WHAT YOU WILL DO: State the number of lines in these records holding "广州创裕财税咨询有限公司". Say nothing more.

MATERIAL FOR THIS EXERCISE:
━━━━━━

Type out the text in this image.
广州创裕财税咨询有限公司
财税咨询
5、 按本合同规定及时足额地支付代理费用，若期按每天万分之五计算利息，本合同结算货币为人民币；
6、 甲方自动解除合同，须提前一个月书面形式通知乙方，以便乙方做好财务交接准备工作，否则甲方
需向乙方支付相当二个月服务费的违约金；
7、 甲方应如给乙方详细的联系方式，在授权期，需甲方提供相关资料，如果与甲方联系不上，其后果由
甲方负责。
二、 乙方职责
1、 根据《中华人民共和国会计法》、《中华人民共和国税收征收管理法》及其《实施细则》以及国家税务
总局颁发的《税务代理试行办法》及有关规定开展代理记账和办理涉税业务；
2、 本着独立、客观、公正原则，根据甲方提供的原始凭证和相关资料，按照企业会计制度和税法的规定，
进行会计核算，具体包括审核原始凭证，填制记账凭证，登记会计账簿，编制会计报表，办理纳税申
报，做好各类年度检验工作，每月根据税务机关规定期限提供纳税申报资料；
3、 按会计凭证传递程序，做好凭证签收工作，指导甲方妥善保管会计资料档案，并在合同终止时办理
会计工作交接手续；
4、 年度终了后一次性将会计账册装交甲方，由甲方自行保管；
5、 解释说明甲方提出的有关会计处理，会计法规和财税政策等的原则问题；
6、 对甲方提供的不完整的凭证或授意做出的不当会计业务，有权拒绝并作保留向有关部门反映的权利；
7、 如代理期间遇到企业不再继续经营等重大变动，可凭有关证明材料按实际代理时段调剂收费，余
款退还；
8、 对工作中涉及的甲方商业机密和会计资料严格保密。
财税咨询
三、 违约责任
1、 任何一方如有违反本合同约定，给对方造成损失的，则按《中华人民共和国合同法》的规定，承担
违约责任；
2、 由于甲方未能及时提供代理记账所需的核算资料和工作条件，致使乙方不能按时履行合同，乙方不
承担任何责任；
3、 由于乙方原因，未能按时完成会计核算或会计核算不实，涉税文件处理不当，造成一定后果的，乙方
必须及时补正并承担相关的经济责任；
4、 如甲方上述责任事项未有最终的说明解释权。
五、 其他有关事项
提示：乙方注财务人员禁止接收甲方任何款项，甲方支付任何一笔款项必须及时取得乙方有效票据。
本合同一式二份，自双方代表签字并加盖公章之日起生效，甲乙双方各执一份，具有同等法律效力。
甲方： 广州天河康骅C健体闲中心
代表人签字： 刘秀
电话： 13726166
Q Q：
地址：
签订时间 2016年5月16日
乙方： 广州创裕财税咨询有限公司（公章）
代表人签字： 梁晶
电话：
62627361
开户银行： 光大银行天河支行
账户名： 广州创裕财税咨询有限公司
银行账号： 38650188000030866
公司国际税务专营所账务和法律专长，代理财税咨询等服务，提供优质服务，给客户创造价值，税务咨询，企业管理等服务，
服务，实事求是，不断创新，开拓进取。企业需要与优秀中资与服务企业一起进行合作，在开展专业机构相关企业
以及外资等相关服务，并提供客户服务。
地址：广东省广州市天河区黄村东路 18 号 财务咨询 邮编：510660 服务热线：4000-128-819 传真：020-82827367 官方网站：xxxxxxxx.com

━━━━━━

OUTPUT OF THE TASK: 3